• [Stored dataset items]:
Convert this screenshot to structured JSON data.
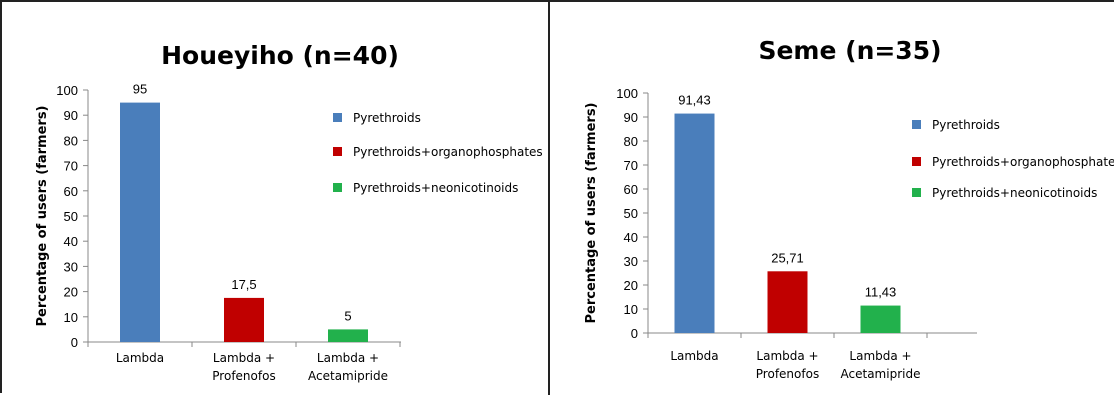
{
  "chart_data": [
    {
      "type": "bar",
      "title": "Houeyiho (n=40)",
      "ylabel": "Percentage of users (farmers)",
      "xlabel": "",
      "ylim": [
        0,
        100
      ],
      "yticks": [
        0,
        10,
        20,
        30,
        40,
        50,
        60,
        70,
        80,
        90,
        100
      ],
      "categories": [
        [
          "Lambda"
        ],
        [
          "Lambda +",
          "Profenofos"
        ],
        [
          "Lambda +",
          "Acetamipride"
        ]
      ],
      "values": [
        95,
        17.5,
        5
      ],
      "value_labels": [
        "95",
        "17,5",
        "5"
      ],
      "colors": [
        "#4a7ebb",
        "#c00000",
        "#22b14c"
      ],
      "legend": [
        "Pyrethroids",
        "Pyrethroids+organophosphates",
        "Pyrethroids+neonicotinoids"
      ],
      "legend_position": "right",
      "grid": false
    },
    {
      "type": "bar",
      "title": "Seme (n=35)",
      "ylabel": "Percentage of users (farmers)",
      "xlabel": "",
      "ylim": [
        0,
        100
      ],
      "yticks": [
        0,
        10,
        20,
        30,
        40,
        50,
        60,
        70,
        80,
        90,
        100
      ],
      "categories": [
        [
          "Lambda"
        ],
        [
          "Lambda +",
          "Profenofos"
        ],
        [
          "Lambda +",
          "Acetamipride"
        ]
      ],
      "values": [
        91.43,
        25.71,
        11.43
      ],
      "value_labels": [
        "91,43",
        "25,71",
        "11,43"
      ],
      "colors": [
        "#4a7ebb",
        "#c00000",
        "#22b14c"
      ],
      "legend": [
        "Pyrethroids",
        "Pyrethroids+organophosphates",
        "Pyrethroids+neonicotinoids"
      ],
      "legend_position": "right",
      "grid": false
    }
  ]
}
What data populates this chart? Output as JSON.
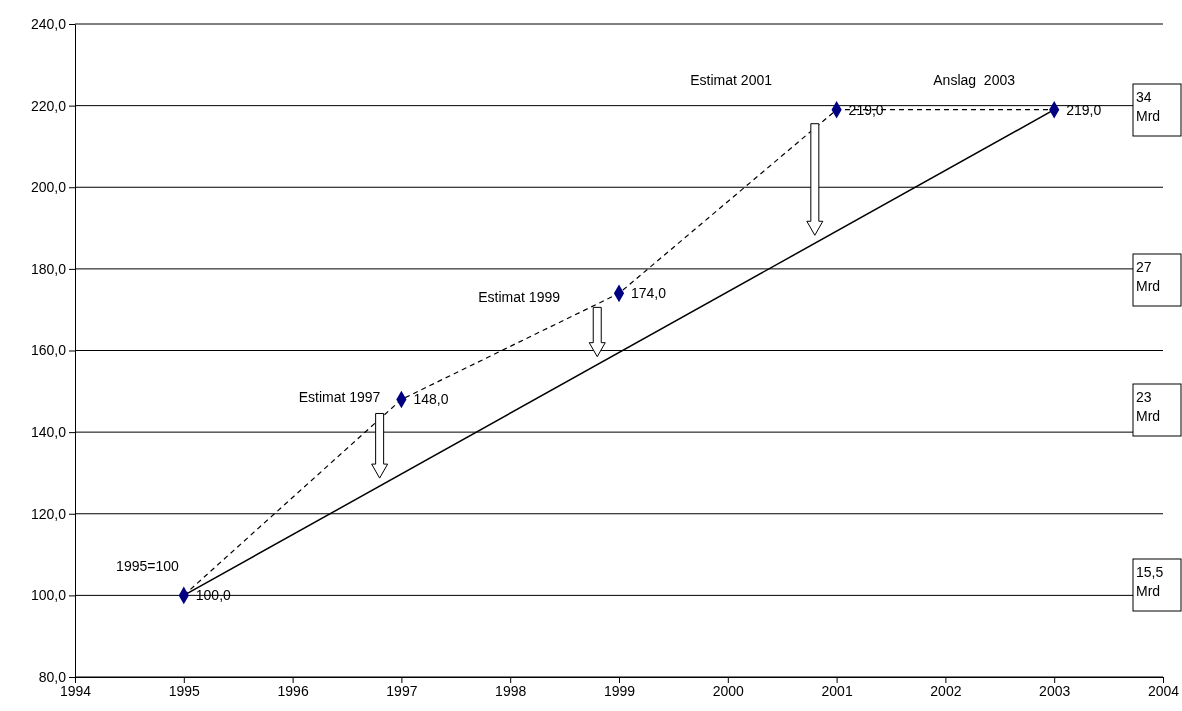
{
  "chart_data": {
    "type": "line",
    "xlim": [
      1994,
      2004
    ],
    "xticks": [
      1994,
      1995,
      1996,
      1997,
      1998,
      1999,
      2000,
      2001,
      2002,
      2003,
      2004
    ],
    "ylim": [
      80,
      240
    ],
    "yticks": [
      {
        "value": 80,
        "label": "80,0"
      },
      {
        "value": 100,
        "label": "100,0"
      },
      {
        "value": 120,
        "label": "120,0"
      },
      {
        "value": 140,
        "label": "140,0"
      },
      {
        "value": 160,
        "label": "160,0"
      },
      {
        "value": 180,
        "label": "180,0"
      },
      {
        "value": 200,
        "label": "200,0"
      },
      {
        "value": 220,
        "label": "220,0"
      },
      {
        "value": 240,
        "label": "240,0"
      }
    ],
    "grid": "y",
    "series": [
      {
        "color": "#000000",
        "line_style": "solid",
        "marker": "none",
        "x": [
          1995,
          2003
        ],
        "values": [
          100,
          219
        ]
      },
      {
        "color": "#000000",
        "line_style": "dashed",
        "marker": "none",
        "x": [
          1995,
          1997,
          1999,
          2001,
          2003
        ],
        "values": [
          100,
          148,
          174,
          219,
          219
        ]
      },
      {
        "type": "scatter",
        "color": "#000080",
        "marker": "diamond",
        "x": [
          1995,
          1997,
          1999,
          2001,
          2003
        ],
        "values": [
          100,
          148,
          174,
          219,
          219
        ],
        "value_labels": [
          "100,0",
          "148,0",
          "174,0",
          "219,0",
          "219,0"
        ]
      }
    ],
    "annotations": [
      {
        "text": "1995=100",
        "x": 1995,
        "y": 100
      },
      {
        "text": "Estimat 1997",
        "x": 1997,
        "y": 148
      },
      "Estimat 1999",
      "Estimat 2001",
      "Anslag  2003",
      "34 Mrd",
      "27 Mrd",
      "23 Mrd",
      "15,5 Mrd"
    ]
  }
}
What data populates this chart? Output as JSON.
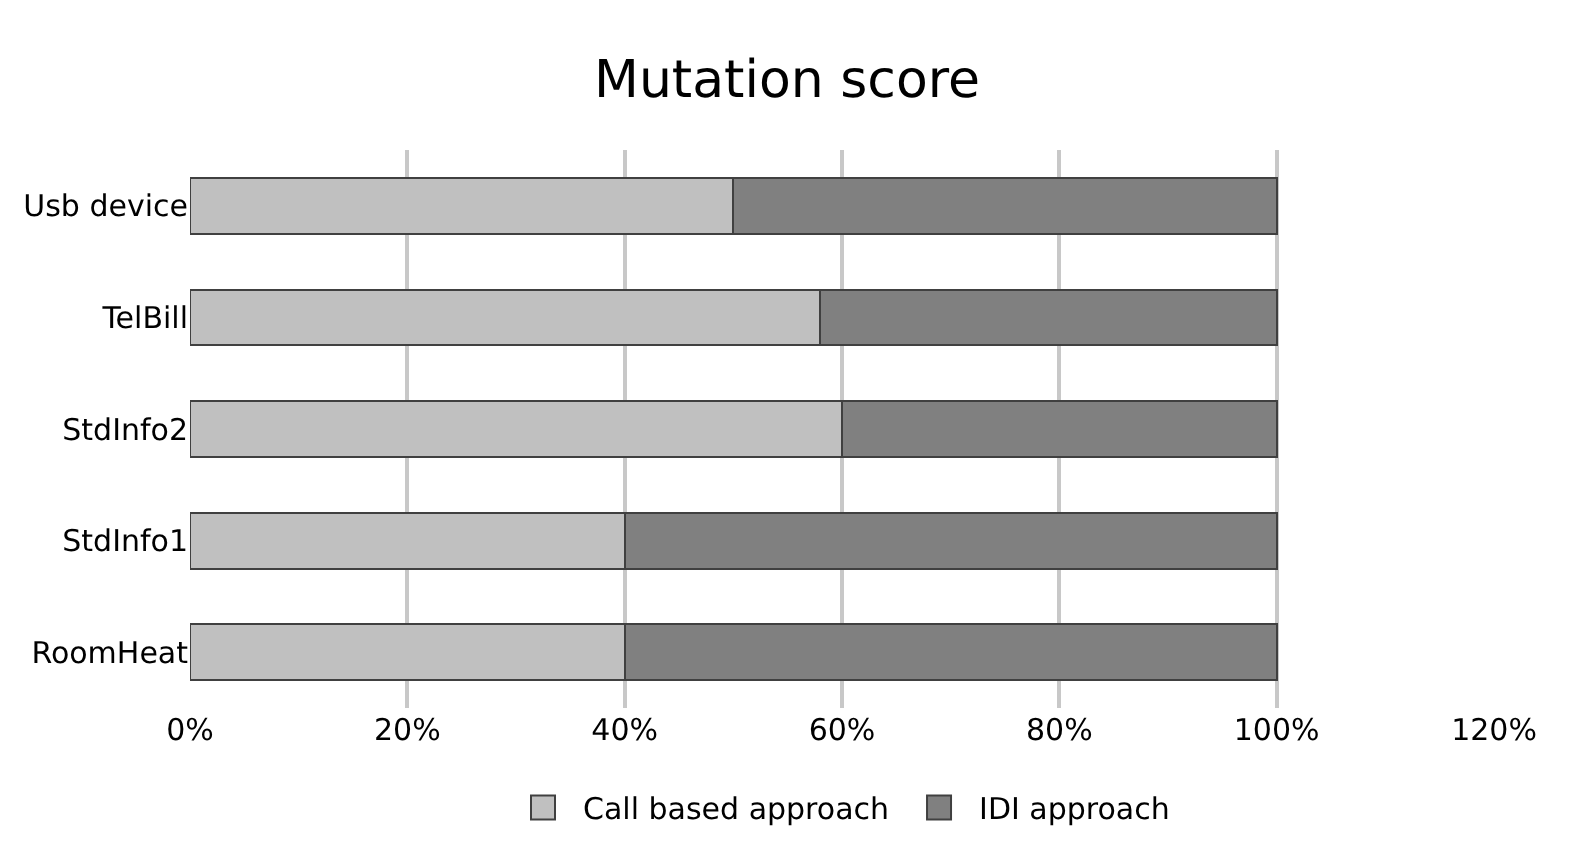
{
  "chart_data": {
    "type": "bar",
    "orientation": "horizontal",
    "stacked": true,
    "title": "Mutation score",
    "categories": [
      "Usb device",
      "TelBill",
      "StdInfo2",
      "StdInfo1",
      "RoomHeat"
    ],
    "series": [
      {
        "name": "Call based approach",
        "color": "#c0c0c0",
        "values": [
          50,
          58,
          60,
          40,
          40
        ]
      },
      {
        "name": "IDI approach",
        "color": "#808080",
        "values": [
          50,
          42,
          40,
          60,
          60
        ]
      }
    ],
    "xlim": [
      0,
      120
    ],
    "xticks": [
      {
        "value": 0,
        "label": "0%"
      },
      {
        "value": 20,
        "label": "20%"
      },
      {
        "value": 40,
        "label": "40%"
      },
      {
        "value": 60,
        "label": "60%"
      },
      {
        "value": 80,
        "label": "80%"
      },
      {
        "value": 100,
        "label": "100%"
      },
      {
        "value": 120,
        "label": "120%"
      }
    ],
    "grid": "x",
    "legend": "bottom"
  }
}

• [Required work]: Transcribe every record above exactly, leaving out the pictures.

• [Task result]:
Convert this screenshot to structured JSON data.
{
  "chart_data": [
    {
      "type": "bar",
      "title": "Houeyiho (n=40)",
      "ylabel": "Percentage of users (farmers)",
      "xlabel": "",
      "ylim": [
        0,
        100
      ],
      "yticks": [
        0,
        10,
        20,
        30,
        40,
        50,
        60,
        70,
        80,
        90,
        100
      ],
      "categories": [
        [
          "Lambda"
        ],
        [
          "Lambda +",
          "Profenofos"
        ],
        [
          "Lambda +",
          "Acetamipride"
        ]
      ],
      "values": [
        95,
        17.5,
        5
      ],
      "value_labels": [
        "95",
        "17,5",
        "5"
      ],
      "colors": [
        "#4a7ebb",
        "#c00000",
        "#22b14c"
      ],
      "legend": [
        "Pyrethroids",
        "Pyrethroids+organophosphates",
        "Pyrethroids+neonicotinoids"
      ],
      "legend_position": "right",
      "grid": false
    },
    {
      "type": "bar",
      "title": "Seme (n=35)",
      "ylabel": "Percentage of users (farmers)",
      "xlabel": "",
      "ylim": [
        0,
        100
      ],
      "yticks": [
        0,
        10,
        20,
        30,
        40,
        50,
        60,
        70,
        80,
        90,
        100
      ],
      "categories": [
        [
          "Lambda"
        ],
        [
          "Lambda +",
          "Profenofos"
        ],
        [
          "Lambda +",
          "Acetamipride"
        ]
      ],
      "values": [
        91.43,
        25.71,
        11.43
      ],
      "value_labels": [
        "91,43",
        "25,71",
        "11,43"
      ],
      "colors": [
        "#4a7ebb",
        "#c00000",
        "#22b14c"
      ],
      "legend": [
        "Pyrethroids",
        "Pyrethroids+organophosphates",
        "Pyrethroids+neonicotinoids"
      ],
      "legend_position": "right",
      "grid": false
    }
  ]
}
What data populates this chart? Output as JSON.
{
  "chart_data": {
    "type": "line",
    "xlim": [
      1994,
      2004
    ],
    "xticks": [
      1994,
      1995,
      1996,
      1997,
      1998,
      1999,
      2000,
      2001,
      2002,
      2003,
      2004
    ],
    "ylim": [
      80,
      240
    ],
    "yticks": [
      {
        "value": 80,
        "label": "80,0"
      },
      {
        "value": 100,
        "label": "100,0"
      },
      {
        "value": 120,
        "label": "120,0"
      },
      {
        "value": 140,
        "label": "140,0"
      },
      {
        "value": 160,
        "label": "160,0"
      },
      {
        "value": 180,
        "label": "180,0"
      },
      {
        "value": 200,
        "label": "200,0"
      },
      {
        "value": 220,
        "label": "220,0"
      },
      {
        "value": 240,
        "label": "240,0"
      }
    ],
    "grid": "y",
    "series": [
      {
        "color": "#000000",
        "line_style": "solid",
        "marker": "none",
        "x": [
          1995,
          2003
        ],
        "values": [
          100,
          219
        ]
      },
      {
        "color": "#000000",
        "line_style": "dashed",
        "marker": "none",
        "x": [
          1995,
          1997,
          1999,
          2001,
          2003
        ],
        "values": [
          100,
          148,
          174,
          219,
          219
        ]
      },
      {
        "type": "scatter",
        "color": "#000080",
        "marker": "diamond",
        "x": [
          1995,
          1997,
          1999,
          2001,
          2003
        ],
        "values": [
          100,
          148,
          174,
          219,
          219
        ],
        "value_labels": [
          "100,0",
          "148,0",
          "174,0",
          "219,0",
          "219,0"
        ]
      }
    ],
    "annotations": [
      {
        "text": "1995=100",
        "x": 1995,
        "y": 100
      },
      {
        "text": "Estimat 1997",
        "x": 1997,
        "y": 148
      },
      "Estimat 1999",
      "Estimat 2001",
      "Anslag  2003",
      "34 Mrd",
      "27 Mrd",
      "23 Mrd",
      "15,5 Mrd"
    ]
  }
}
What data populates this chart? Output as JSON.
{
  "chart_data": {
    "type": "bar",
    "orientation": "horizontal",
    "stacked": true,
    "title": "Mutation score",
    "categories": [
      "Usb device",
      "TelBill",
      "StdInfo2",
      "StdInfo1",
      "RoomHeat"
    ],
    "series": [
      {
        "name": "Call based approach",
        "color": "#c0c0c0",
        "values": [
          50,
          58,
          60,
          40,
          40
        ]
      },
      {
        "name": "IDI approach",
        "color": "#808080",
        "values": [
          50,
          42,
          40,
          60,
          60
        ]
      }
    ],
    "xlim": [
      0,
      120
    ],
    "xticks": [
      {
        "value": 0,
        "label": "0%"
      },
      {
        "value": 20,
        "label": "20%"
      },
      {
        "value": 40,
        "label": "40%"
      },
      {
        "value": 60,
        "label": "60%"
      },
      {
        "value": 80,
        "label": "80%"
      },
      {
        "value": 100,
        "label": "100%"
      },
      {
        "value": 120,
        "label": "120%"
      }
    ],
    "grid": "x",
    "legend": "bottom"
  }
}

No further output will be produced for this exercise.